Make an exact copy of the records, with the pictures left out.

GIVEN RECORDS:
_ _ _ _ _ _ _

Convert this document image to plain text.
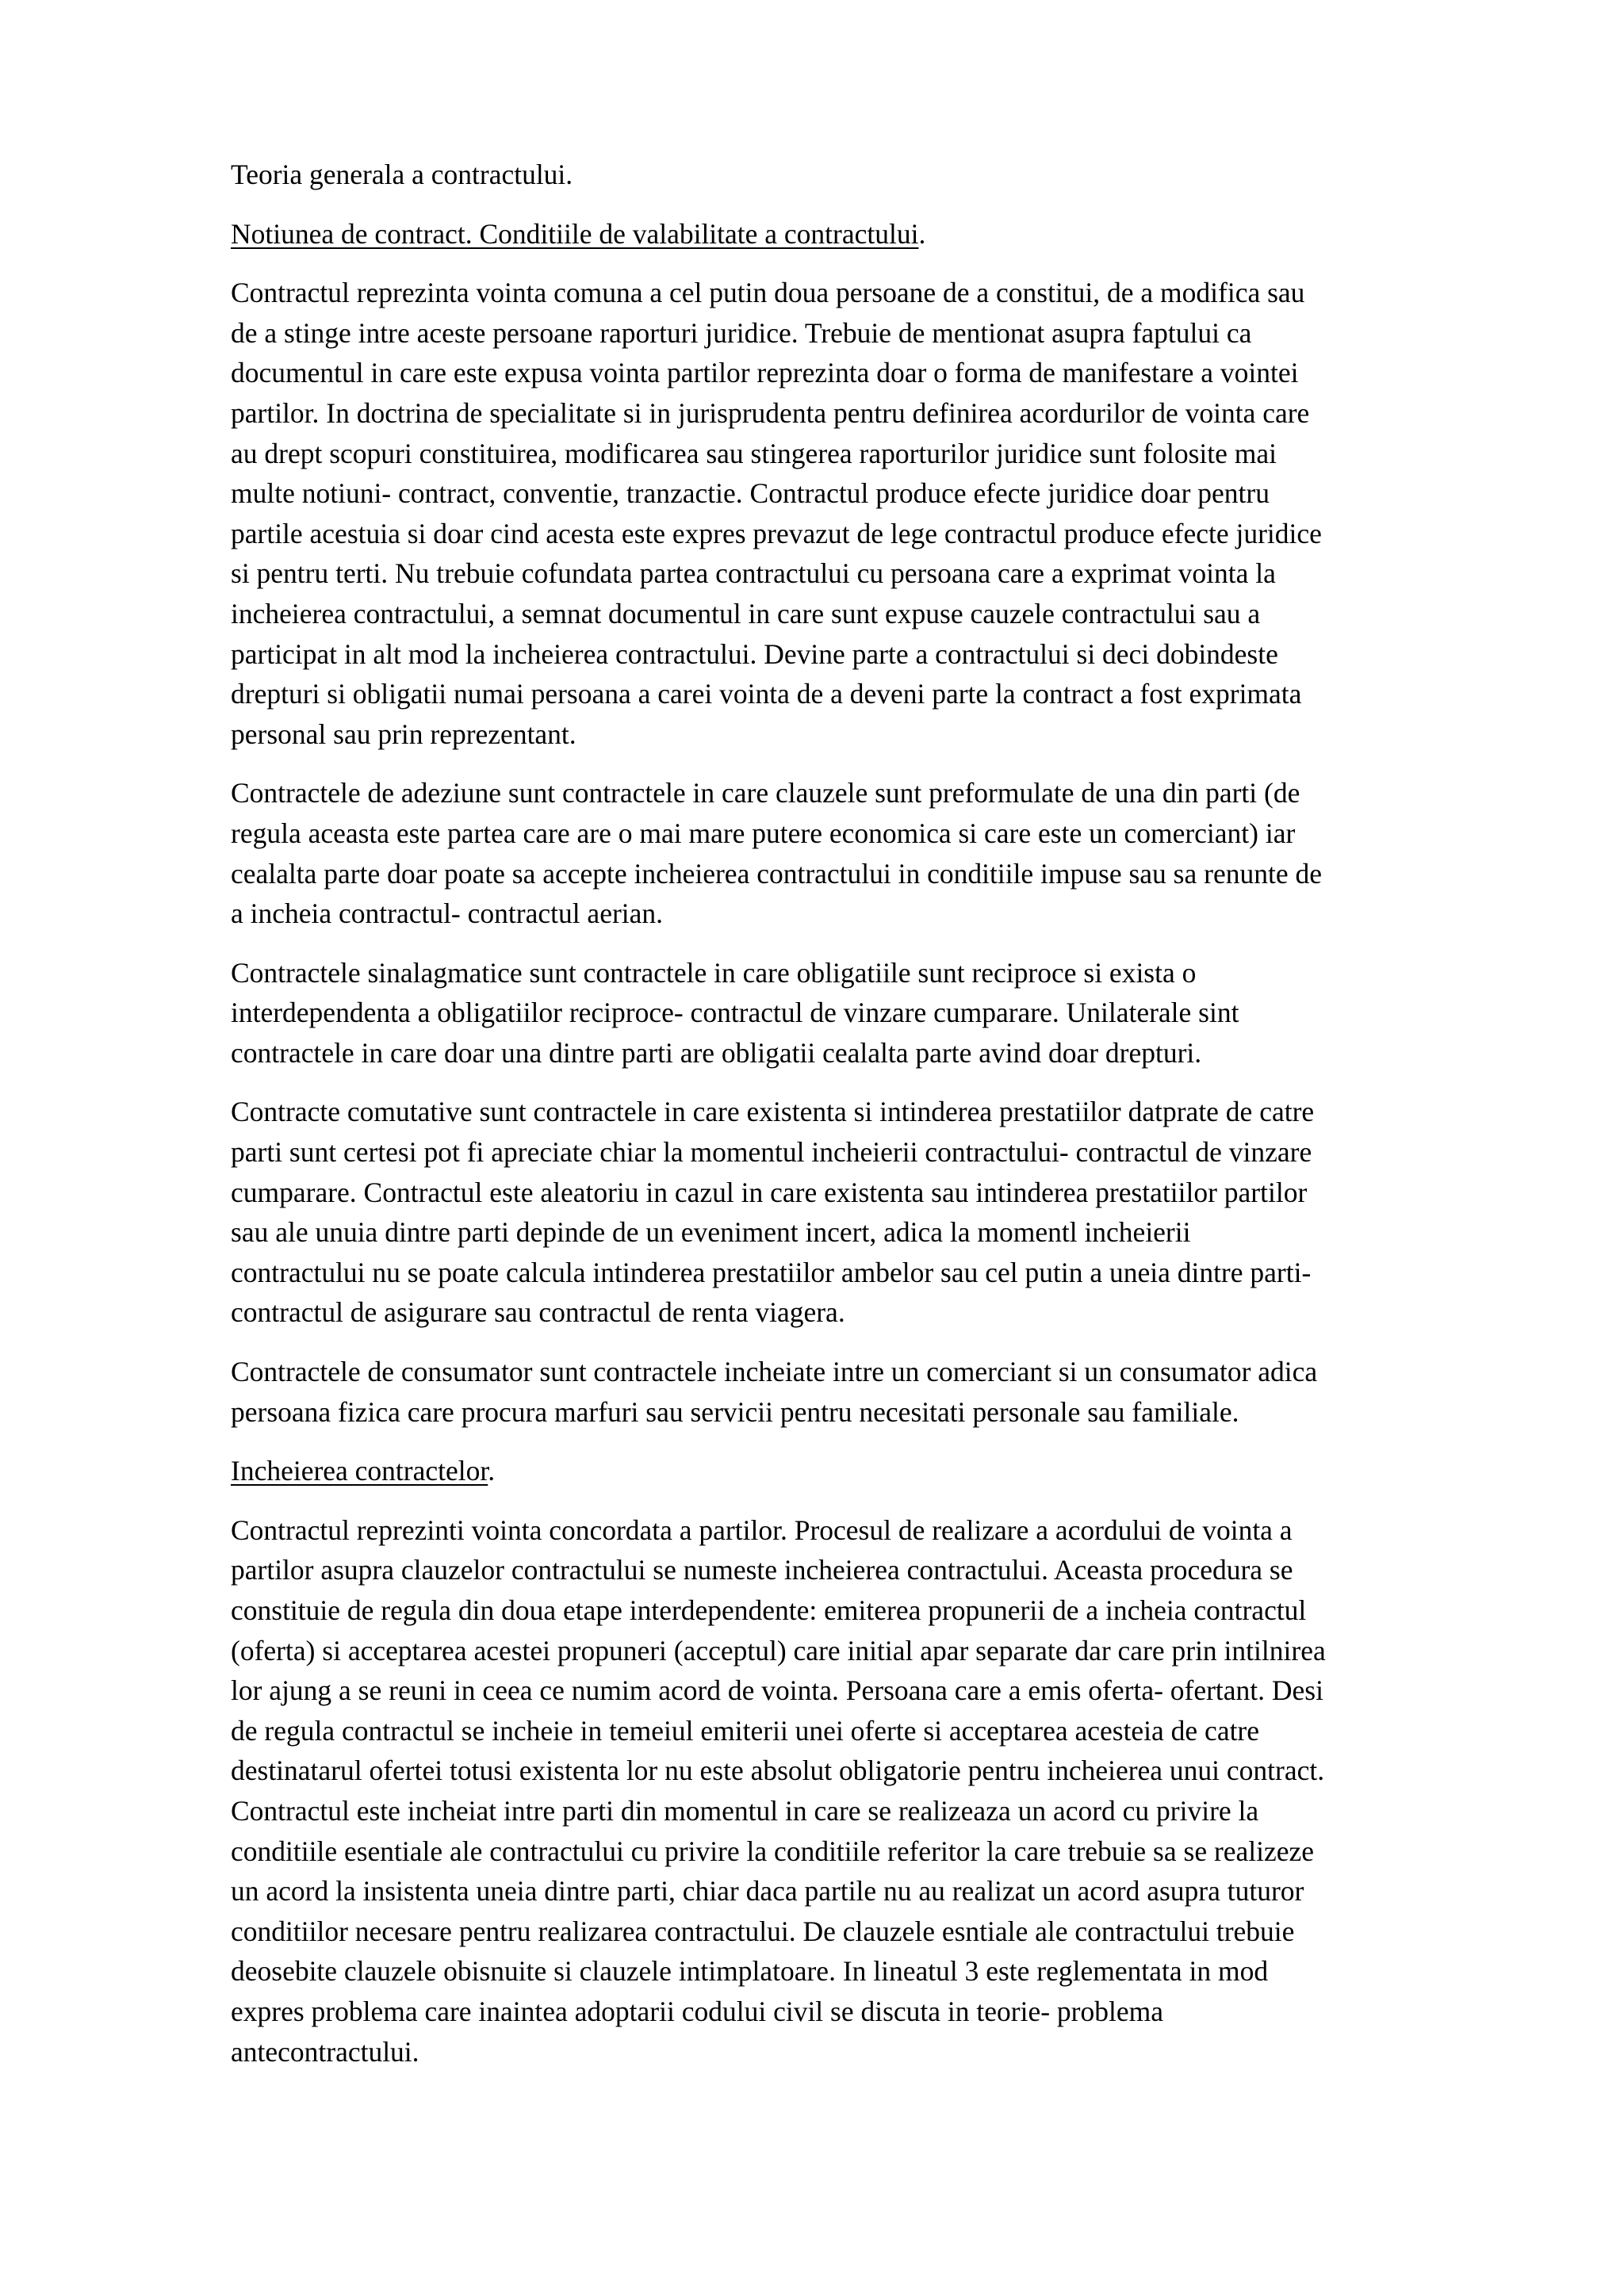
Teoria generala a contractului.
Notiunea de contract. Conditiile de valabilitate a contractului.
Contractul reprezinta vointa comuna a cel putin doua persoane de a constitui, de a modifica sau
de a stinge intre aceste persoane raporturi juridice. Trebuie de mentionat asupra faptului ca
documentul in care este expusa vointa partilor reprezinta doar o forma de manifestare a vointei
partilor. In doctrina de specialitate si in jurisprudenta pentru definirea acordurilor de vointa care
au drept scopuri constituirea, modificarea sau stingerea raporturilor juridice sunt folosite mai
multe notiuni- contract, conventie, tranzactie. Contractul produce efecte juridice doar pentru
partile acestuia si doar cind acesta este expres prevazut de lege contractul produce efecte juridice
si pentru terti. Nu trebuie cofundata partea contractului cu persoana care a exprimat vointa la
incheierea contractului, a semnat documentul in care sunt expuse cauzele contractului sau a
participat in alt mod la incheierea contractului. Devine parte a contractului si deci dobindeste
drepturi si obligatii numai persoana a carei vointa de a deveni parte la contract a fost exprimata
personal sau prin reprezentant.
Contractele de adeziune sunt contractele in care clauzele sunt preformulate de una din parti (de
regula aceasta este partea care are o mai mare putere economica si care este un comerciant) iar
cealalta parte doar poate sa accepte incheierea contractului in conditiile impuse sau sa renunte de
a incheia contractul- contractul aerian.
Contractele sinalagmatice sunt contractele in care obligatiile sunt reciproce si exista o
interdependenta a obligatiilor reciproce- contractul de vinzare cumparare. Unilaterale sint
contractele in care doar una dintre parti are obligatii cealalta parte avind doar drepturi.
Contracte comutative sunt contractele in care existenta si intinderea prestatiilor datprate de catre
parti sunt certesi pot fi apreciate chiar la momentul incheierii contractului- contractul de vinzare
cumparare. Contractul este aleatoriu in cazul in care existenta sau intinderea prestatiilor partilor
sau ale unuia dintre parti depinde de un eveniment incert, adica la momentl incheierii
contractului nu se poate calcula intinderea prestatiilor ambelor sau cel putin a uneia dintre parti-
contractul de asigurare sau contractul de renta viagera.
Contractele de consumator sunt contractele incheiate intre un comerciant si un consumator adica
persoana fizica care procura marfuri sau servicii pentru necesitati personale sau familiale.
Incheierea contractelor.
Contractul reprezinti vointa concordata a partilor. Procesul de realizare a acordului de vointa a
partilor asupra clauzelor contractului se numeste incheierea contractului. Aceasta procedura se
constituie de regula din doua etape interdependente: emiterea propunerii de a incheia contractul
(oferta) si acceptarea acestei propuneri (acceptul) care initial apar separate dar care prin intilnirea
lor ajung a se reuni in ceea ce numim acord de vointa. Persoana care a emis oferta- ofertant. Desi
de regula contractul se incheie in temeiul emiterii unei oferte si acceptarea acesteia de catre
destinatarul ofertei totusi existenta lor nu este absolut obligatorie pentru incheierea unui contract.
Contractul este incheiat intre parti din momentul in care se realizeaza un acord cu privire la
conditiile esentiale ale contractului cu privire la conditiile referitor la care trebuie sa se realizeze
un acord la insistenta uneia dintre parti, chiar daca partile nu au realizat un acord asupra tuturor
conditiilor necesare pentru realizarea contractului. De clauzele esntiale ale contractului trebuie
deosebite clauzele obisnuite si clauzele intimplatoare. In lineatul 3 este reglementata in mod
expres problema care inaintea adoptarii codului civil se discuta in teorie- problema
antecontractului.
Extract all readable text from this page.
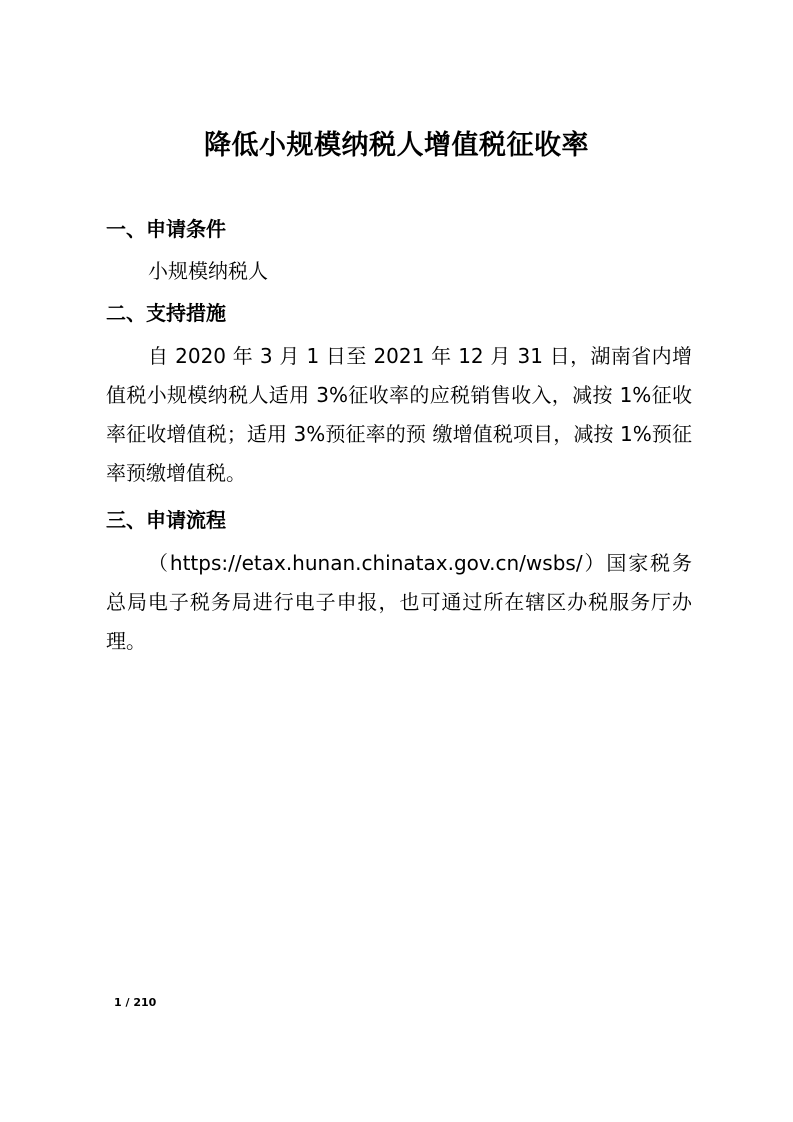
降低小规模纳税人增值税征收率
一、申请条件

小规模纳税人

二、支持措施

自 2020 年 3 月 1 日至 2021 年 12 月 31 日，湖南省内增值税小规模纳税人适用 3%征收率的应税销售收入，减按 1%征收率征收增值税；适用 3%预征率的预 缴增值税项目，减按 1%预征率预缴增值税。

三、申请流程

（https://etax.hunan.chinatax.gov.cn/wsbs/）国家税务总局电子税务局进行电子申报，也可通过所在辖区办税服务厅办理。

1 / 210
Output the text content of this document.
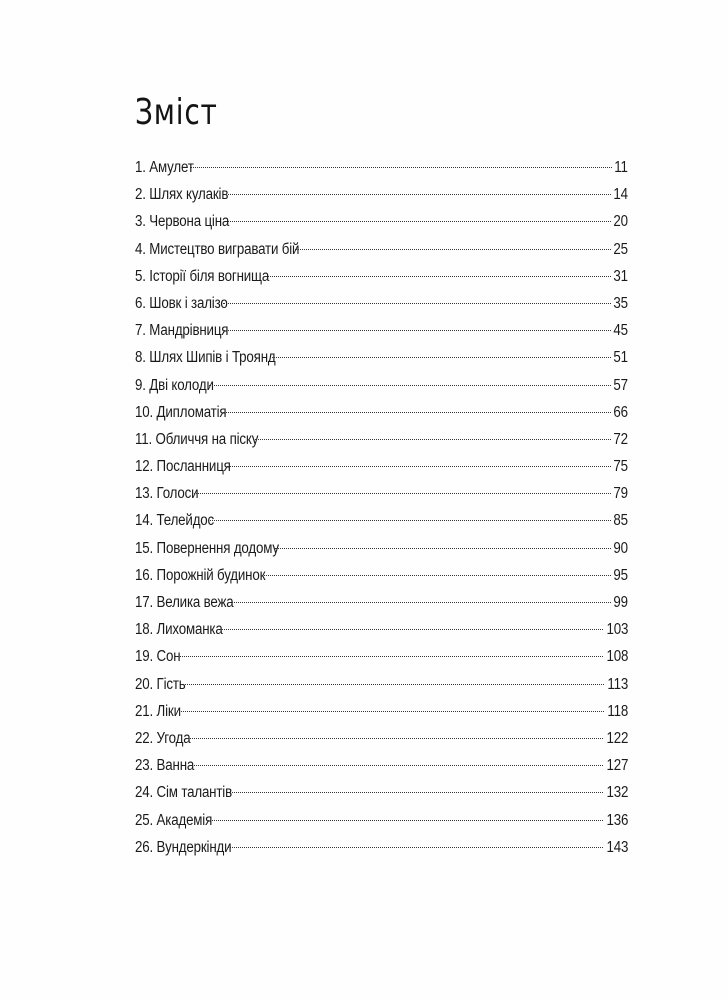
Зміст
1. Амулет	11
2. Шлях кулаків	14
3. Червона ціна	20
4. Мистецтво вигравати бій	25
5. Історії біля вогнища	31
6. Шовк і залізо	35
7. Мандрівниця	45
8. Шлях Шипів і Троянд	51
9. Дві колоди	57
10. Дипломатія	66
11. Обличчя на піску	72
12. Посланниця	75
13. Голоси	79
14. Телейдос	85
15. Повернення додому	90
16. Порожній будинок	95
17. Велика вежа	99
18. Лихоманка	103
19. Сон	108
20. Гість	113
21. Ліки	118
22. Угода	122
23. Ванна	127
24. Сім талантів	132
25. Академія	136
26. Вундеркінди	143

_ _ _ _ _ _ _

RIGHT ANSWER:
Convert this document image to plain text.
Teoria generala a contractului.
Notiunea de contract. Conditiile de valabilitate a contractului.
Contractul reprezinta vointa comuna a cel putin doua persoane de a constitui, de a modifica sau
de a stinge intre aceste persoane raporturi juridice. Trebuie de mentionat asupra faptului ca
documentul in care este expusa vointa partilor reprezinta doar o forma de manifestare a vointei
partilor. In doctrina de specialitate si in jurisprudenta pentru definirea acordurilor de vointa care
au drept scopuri constituirea, modificarea sau stingerea raporturilor juridice sunt folosite mai
multe notiuni- contract, conventie, tranzactie. Contractul produce efecte juridice doar pentru
partile acestuia si doar cind acesta este expres prevazut de lege contractul produce efecte juridice
si pentru terti. Nu trebuie cofundata partea contractului cu persoana care a exprimat vointa la
incheierea contractului, a semnat documentul in care sunt expuse cauzele contractului sau a
participat in alt mod la incheierea contractului. Devine parte a contractului si deci dobindeste
drepturi si obligatii numai persoana a carei vointa de a deveni parte la contract a fost exprimata
personal sau prin reprezentant.
Contractele de adeziune sunt contractele in care clauzele sunt preformulate de una din parti (de
regula aceasta este partea care are o mai mare putere economica si care este un comerciant) iar
cealalta parte doar poate sa accepte incheierea contractului in conditiile impuse sau sa renunte de
a incheia contractul- contractul aerian.
Contractele sinalagmatice sunt contractele in care obligatiile sunt reciproce si exista o
interdependenta a obligatiilor reciproce- contractul de vinzare cumparare. Unilaterale sint
contractele in care doar una dintre parti are obligatii cealalta parte avind doar drepturi.
Contracte comutative sunt contractele in care existenta si intinderea prestatiilor datprate de catre
parti sunt certesi pot fi apreciate chiar la momentul incheierii contractului- contractul de vinzare
cumparare. Contractul este aleatoriu in cazul in care existenta sau intinderea prestatiilor partilor
sau ale unuia dintre parti depinde de un eveniment incert, adica la momentl incheierii
contractului nu se poate calcula intinderea prestatiilor ambelor sau cel putin a uneia dintre parti-
contractul de asigurare sau contractul de renta viagera.
Contractele de consumator sunt contractele incheiate intre un comerciant si un consumator adica
persoana fizica care procura marfuri sau servicii pentru necesitati personale sau familiale.
Incheierea contractelor.
Contractul reprezinti vointa concordata a partilor. Procesul de realizare a acordului de vointa a
partilor asupra clauzelor contractului se numeste incheierea contractului. Aceasta procedura se
constituie de regula din doua etape interdependente: emiterea propunerii de a incheia contractul
(oferta) si acceptarea acestei propuneri (acceptul) care initial apar separate dar care prin intilnirea
lor ajung a se reuni in ceea ce numim acord de vointa. Persoana care a emis oferta- ofertant. Desi
de regula contractul se incheie in temeiul emiterii unei oferte si acceptarea acesteia de catre
destinatarul ofertei totusi existenta lor nu este absolut obligatorie pentru incheierea unui contract.
Contractul este incheiat intre parti din momentul in care se realizeaza un acord cu privire la
conditiile esentiale ale contractului cu privire la conditiile referitor la care trebuie sa se realizeze
un acord la insistenta uneia dintre parti, chiar daca partile nu au realizat un acord asupra tuturor
conditiilor necesare pentru realizarea contractului. De clauzele esntiale ale contractului trebuie
deosebite clauzele obisnuite si clauzele intimplatoare. In lineatul 3 este reglementata in mod
expres problema care inaintea adoptarii codului civil se discuta in teorie- problema
antecontractului.
Extract all readable text from this page.
降低小规模纳税人增值税征收率
一、申请条件

小规模纳税人

二、支持措施

自 2020 年 3 月 1 日至 2021 年 12 月 31 日，湖南省内增值税小规模纳税人适用 3%征收率的应税销售收入，减按 1%征收率征收增值税；适用 3%预征率的预 缴增值税项目，减按 1%预征率预缴增值税。

三、申请流程

（https://etax.hunan.chinatax.gov.cn/wsbs/）国家税务总局电子税务局进行电子申报，也可通过所在辖区办税服务厅办理。

1 / 210
Output the text content of this document.
Зміст
1. Амулет	11
2. Шлях кулаків	14
3. Червона ціна	20
4. Мистецтво вигравати бій	25
5. Історії біля вогнища	31
6. Шовк і залізо	35
7. Мандрівниця	45
8. Шлях Шипів і Троянд	51
9. Дві колоди	57
10. Дипломатія	66
11. Обличчя на піску	72
12. Посланниця	75
13. Голоси	79
14. Телейдос	85
15. Повернення додому	90
16. Порожній будинок	95
17. Велика вежа	99
18. Лихоманка	103
19. Сон	108
20. Гість	113
21. Ліки	118
22. Угода	122
23. Ванна	127
24. Сім талантів	132
25. Академія	136
26. Вундеркінди	143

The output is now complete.